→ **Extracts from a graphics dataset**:
|---|

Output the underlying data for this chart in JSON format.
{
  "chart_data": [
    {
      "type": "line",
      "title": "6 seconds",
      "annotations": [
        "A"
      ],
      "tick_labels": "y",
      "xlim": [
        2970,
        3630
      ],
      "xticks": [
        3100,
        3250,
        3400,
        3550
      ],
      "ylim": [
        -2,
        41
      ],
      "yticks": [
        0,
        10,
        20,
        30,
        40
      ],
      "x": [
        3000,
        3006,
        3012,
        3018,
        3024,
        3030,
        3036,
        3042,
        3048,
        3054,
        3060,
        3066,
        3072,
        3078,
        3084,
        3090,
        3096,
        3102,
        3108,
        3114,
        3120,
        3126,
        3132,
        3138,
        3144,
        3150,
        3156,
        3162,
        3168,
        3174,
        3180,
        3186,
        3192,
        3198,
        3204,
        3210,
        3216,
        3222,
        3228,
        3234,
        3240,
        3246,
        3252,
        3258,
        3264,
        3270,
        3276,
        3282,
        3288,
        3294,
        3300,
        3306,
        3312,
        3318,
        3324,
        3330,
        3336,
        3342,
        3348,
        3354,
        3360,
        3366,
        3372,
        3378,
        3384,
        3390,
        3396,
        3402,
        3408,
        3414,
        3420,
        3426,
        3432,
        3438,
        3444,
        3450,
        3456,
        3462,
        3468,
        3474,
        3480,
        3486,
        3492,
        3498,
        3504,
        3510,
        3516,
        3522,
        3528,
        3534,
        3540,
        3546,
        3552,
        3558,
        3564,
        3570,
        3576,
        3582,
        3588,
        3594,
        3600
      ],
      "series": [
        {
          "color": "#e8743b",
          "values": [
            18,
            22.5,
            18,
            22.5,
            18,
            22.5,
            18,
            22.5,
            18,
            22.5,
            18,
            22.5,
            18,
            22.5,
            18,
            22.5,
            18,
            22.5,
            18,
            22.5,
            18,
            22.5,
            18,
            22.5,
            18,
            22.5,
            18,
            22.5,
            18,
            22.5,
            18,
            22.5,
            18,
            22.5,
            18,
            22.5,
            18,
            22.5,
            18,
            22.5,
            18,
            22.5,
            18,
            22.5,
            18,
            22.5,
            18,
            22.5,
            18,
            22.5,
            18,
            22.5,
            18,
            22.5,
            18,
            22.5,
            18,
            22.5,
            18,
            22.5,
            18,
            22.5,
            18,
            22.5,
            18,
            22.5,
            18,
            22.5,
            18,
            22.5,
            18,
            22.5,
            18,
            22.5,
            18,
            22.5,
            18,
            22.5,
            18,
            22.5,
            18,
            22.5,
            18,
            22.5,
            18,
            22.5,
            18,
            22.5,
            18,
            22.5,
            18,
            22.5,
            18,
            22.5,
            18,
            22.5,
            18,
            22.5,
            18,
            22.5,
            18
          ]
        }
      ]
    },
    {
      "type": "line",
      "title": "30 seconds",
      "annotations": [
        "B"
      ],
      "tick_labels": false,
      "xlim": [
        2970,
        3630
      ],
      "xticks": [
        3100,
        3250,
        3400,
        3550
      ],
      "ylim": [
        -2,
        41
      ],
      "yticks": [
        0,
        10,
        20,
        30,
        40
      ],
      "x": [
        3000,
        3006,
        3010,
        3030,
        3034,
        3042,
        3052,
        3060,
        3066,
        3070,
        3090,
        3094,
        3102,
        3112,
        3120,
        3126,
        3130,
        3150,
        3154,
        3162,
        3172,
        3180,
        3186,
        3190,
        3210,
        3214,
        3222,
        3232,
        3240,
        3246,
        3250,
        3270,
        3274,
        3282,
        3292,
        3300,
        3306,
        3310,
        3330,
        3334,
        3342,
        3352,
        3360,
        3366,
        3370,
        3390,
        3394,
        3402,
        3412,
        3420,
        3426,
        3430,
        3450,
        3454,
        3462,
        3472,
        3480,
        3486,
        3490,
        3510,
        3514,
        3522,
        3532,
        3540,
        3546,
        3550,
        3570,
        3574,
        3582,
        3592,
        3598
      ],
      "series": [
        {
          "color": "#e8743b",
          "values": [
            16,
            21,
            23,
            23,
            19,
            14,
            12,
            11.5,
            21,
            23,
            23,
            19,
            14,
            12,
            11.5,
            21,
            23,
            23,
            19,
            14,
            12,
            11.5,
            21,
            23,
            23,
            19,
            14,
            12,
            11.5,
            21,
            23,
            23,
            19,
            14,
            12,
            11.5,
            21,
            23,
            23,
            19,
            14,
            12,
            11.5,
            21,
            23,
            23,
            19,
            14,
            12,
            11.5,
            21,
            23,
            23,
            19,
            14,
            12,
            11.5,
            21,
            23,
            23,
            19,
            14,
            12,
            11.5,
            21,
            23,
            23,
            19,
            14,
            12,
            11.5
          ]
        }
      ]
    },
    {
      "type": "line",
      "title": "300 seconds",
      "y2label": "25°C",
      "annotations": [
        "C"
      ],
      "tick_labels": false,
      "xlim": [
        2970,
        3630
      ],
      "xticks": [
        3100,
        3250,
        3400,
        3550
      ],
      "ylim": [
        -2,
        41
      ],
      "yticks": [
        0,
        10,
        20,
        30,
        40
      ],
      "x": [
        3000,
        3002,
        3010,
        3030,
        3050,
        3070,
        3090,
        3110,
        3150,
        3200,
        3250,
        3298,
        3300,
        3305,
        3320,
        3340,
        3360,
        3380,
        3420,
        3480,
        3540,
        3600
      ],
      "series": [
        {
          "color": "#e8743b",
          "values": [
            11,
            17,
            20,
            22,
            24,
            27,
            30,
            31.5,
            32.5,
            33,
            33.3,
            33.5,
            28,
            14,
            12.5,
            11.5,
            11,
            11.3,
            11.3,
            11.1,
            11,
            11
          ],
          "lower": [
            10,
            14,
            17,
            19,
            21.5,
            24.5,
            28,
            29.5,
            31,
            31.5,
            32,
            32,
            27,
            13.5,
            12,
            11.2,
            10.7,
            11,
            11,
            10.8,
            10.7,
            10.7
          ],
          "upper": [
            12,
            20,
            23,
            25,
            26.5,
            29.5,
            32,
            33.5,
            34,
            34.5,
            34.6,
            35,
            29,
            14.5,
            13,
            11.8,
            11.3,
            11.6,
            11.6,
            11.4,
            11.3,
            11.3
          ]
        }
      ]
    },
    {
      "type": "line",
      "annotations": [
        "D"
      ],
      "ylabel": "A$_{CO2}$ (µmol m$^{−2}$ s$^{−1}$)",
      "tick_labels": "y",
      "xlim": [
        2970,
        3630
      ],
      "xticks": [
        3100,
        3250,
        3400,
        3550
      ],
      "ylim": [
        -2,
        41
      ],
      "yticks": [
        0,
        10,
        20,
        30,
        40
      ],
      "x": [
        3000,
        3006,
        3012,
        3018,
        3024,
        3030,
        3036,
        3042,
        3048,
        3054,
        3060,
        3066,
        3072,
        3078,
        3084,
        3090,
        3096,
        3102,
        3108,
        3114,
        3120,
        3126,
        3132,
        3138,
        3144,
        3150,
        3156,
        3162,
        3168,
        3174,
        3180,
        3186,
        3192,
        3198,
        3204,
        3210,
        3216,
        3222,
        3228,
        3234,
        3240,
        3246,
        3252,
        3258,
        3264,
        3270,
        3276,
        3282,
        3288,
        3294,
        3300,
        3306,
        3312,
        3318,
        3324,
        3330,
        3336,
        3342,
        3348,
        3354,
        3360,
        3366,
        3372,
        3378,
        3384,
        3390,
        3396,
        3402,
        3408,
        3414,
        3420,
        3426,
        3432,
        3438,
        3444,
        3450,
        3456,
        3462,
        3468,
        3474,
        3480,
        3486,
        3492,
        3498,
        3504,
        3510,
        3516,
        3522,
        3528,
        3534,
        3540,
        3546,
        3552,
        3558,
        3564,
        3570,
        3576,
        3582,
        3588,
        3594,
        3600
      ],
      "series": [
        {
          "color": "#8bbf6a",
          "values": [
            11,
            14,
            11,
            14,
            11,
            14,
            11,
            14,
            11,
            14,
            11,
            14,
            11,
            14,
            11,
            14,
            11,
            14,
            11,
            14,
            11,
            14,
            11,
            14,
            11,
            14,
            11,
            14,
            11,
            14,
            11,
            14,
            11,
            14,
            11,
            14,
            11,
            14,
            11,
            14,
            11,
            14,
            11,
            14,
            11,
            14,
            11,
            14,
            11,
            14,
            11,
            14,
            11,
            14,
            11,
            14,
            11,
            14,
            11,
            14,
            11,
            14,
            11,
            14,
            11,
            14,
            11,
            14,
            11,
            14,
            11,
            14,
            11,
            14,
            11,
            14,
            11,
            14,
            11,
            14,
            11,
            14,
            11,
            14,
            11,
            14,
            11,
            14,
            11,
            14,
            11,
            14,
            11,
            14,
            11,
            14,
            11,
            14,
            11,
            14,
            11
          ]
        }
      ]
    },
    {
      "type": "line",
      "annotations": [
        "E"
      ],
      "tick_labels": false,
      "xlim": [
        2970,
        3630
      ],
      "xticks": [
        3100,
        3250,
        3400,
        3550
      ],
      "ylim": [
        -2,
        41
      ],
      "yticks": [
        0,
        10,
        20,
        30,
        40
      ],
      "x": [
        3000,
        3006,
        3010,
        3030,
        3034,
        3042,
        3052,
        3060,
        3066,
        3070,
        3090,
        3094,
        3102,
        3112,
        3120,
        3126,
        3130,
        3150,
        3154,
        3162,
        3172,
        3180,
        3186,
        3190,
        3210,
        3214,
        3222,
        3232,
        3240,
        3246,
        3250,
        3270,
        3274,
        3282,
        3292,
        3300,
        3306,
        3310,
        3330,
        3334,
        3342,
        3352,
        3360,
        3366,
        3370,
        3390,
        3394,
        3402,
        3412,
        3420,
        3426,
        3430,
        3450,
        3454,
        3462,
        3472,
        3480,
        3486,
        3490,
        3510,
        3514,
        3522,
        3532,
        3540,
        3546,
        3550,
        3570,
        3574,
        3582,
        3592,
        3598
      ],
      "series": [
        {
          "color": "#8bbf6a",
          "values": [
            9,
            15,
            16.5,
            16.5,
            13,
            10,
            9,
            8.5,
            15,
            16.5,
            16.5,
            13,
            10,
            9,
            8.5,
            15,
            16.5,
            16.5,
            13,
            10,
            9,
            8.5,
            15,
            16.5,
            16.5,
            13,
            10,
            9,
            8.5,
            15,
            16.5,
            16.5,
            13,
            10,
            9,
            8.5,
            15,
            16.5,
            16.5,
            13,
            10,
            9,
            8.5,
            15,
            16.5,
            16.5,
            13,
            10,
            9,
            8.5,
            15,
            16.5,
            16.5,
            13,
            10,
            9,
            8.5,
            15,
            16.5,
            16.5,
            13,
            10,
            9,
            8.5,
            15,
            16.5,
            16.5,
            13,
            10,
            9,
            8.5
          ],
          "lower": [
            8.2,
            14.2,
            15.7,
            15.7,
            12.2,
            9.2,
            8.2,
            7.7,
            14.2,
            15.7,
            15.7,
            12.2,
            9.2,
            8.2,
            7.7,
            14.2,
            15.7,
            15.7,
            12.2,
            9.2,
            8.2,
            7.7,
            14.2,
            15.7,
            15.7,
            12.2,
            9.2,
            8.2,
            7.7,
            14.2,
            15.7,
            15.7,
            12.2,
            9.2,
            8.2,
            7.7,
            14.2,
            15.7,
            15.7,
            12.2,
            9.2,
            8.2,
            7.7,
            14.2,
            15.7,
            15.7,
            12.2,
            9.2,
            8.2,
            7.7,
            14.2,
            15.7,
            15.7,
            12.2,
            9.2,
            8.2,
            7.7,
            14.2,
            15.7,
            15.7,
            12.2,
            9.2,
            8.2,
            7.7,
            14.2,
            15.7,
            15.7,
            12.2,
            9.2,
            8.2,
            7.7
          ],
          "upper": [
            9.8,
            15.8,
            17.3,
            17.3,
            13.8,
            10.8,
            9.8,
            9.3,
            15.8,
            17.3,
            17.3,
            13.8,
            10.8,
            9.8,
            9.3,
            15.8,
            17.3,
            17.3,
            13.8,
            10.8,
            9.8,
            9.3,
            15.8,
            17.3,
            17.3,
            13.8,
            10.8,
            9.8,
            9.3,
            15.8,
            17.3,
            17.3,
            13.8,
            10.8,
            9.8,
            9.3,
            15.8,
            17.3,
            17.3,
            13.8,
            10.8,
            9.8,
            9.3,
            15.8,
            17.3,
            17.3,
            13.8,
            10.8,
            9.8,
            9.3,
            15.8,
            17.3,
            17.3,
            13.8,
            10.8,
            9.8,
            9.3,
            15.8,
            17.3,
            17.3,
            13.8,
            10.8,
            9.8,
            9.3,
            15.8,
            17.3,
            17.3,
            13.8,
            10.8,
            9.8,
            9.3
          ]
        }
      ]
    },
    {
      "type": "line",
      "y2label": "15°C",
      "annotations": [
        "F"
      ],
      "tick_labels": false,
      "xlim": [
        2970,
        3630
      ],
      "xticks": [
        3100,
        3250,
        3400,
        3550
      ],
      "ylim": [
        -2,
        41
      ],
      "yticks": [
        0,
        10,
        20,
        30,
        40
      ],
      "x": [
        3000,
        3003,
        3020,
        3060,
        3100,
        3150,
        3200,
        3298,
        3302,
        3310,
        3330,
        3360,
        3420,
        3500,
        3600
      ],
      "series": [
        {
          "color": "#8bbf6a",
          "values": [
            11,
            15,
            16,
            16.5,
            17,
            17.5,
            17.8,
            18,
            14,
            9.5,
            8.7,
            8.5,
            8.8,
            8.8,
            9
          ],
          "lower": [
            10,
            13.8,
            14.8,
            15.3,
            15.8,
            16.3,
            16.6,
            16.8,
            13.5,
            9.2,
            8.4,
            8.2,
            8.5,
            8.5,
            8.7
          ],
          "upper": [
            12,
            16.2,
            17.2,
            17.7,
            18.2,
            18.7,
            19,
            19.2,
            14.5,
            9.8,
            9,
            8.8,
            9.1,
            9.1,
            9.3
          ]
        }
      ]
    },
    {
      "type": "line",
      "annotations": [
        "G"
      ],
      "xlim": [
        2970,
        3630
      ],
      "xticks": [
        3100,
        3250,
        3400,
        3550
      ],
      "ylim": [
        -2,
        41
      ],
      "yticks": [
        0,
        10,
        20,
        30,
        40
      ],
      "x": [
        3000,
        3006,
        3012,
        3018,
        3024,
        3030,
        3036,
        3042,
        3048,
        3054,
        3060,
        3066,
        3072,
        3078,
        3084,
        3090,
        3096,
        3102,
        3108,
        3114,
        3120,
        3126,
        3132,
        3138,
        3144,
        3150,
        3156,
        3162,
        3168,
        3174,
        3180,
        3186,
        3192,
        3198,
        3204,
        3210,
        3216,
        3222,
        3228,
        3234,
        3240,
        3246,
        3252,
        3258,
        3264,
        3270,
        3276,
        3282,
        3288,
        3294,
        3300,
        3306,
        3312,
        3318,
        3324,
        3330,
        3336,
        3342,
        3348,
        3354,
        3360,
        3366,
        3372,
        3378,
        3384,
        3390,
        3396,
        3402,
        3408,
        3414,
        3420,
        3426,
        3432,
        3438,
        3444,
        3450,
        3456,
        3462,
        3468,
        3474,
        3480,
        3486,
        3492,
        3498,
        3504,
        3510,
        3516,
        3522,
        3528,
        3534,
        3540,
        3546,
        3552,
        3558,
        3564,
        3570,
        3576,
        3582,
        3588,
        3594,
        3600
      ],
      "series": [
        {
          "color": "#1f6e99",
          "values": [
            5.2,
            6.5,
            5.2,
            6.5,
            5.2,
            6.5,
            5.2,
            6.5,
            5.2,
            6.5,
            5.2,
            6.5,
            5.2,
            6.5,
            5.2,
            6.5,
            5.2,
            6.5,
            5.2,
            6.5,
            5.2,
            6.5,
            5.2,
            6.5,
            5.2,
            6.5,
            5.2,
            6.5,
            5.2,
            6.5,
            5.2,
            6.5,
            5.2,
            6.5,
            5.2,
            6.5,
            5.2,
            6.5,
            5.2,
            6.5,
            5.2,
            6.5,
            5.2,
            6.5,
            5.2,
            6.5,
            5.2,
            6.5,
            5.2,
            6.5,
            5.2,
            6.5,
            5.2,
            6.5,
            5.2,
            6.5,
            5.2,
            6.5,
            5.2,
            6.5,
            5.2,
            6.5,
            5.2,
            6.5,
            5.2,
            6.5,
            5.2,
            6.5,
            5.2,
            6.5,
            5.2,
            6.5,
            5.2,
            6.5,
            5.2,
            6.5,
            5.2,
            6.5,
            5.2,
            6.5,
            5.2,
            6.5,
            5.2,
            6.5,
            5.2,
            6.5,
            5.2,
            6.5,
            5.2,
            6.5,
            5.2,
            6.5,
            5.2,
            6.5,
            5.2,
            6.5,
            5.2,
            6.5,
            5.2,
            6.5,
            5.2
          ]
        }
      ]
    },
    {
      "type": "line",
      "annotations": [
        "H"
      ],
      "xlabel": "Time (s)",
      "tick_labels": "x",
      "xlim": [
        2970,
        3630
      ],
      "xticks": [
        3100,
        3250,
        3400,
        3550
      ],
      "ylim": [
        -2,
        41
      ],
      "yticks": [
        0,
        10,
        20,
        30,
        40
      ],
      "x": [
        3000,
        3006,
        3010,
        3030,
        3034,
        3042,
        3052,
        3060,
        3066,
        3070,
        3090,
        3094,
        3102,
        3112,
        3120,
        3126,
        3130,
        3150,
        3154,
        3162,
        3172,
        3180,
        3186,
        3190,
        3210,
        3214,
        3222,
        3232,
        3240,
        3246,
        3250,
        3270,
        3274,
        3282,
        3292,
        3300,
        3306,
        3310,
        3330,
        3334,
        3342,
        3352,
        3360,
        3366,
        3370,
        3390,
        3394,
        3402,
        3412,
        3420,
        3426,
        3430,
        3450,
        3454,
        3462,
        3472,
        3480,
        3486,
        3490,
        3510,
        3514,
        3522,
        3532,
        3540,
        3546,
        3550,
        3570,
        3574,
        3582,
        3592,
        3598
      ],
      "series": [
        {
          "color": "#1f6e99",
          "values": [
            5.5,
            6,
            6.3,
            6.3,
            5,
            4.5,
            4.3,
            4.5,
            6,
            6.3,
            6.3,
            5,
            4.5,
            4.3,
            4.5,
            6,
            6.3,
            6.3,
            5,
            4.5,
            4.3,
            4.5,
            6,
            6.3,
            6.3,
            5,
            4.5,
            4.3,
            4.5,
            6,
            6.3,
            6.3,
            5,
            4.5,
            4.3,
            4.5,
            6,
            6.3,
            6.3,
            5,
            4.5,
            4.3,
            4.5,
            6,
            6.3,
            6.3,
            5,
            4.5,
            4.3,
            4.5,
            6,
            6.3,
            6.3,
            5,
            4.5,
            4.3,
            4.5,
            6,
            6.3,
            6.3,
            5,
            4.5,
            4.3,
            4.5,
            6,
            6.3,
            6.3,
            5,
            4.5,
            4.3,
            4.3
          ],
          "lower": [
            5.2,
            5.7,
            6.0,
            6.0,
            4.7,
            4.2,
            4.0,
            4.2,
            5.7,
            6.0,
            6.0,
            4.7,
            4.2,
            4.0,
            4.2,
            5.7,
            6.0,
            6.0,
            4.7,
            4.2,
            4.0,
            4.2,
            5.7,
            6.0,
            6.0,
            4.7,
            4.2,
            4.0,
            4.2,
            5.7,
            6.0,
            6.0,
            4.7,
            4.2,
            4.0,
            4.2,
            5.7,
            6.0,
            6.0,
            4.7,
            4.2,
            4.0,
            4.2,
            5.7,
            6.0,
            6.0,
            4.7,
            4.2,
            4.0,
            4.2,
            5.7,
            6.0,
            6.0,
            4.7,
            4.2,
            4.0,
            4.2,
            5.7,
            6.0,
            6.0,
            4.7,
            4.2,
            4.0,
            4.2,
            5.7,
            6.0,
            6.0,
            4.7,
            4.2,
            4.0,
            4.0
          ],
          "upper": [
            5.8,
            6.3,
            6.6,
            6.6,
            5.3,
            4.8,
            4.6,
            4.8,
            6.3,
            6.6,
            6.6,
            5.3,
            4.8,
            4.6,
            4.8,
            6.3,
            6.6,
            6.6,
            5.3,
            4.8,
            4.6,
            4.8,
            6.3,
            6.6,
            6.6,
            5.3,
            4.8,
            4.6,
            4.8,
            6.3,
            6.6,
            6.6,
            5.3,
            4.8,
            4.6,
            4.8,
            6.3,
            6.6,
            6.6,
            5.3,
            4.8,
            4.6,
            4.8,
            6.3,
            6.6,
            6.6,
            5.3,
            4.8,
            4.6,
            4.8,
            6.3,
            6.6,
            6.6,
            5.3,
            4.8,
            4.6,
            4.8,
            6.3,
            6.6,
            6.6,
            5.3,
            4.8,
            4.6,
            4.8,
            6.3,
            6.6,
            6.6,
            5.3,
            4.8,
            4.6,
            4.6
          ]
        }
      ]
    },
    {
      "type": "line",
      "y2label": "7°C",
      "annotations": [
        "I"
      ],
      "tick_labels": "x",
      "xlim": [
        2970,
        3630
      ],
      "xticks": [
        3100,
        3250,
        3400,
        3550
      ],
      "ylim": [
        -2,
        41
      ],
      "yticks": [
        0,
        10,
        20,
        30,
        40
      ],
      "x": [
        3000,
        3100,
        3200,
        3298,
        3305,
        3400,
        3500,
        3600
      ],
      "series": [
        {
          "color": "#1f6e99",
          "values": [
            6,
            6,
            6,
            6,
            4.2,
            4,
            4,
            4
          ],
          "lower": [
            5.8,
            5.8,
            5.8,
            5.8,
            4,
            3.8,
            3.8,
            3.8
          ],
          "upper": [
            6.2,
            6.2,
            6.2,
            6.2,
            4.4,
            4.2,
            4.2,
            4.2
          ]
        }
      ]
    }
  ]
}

|---|

→ **Stated exercise**: Which lines above contain the word "title"? Copy each of them.

→ **Solved problem**:
      "title": "6 seconds",
      "title": "30 seconds",
      "title": "300 seconds",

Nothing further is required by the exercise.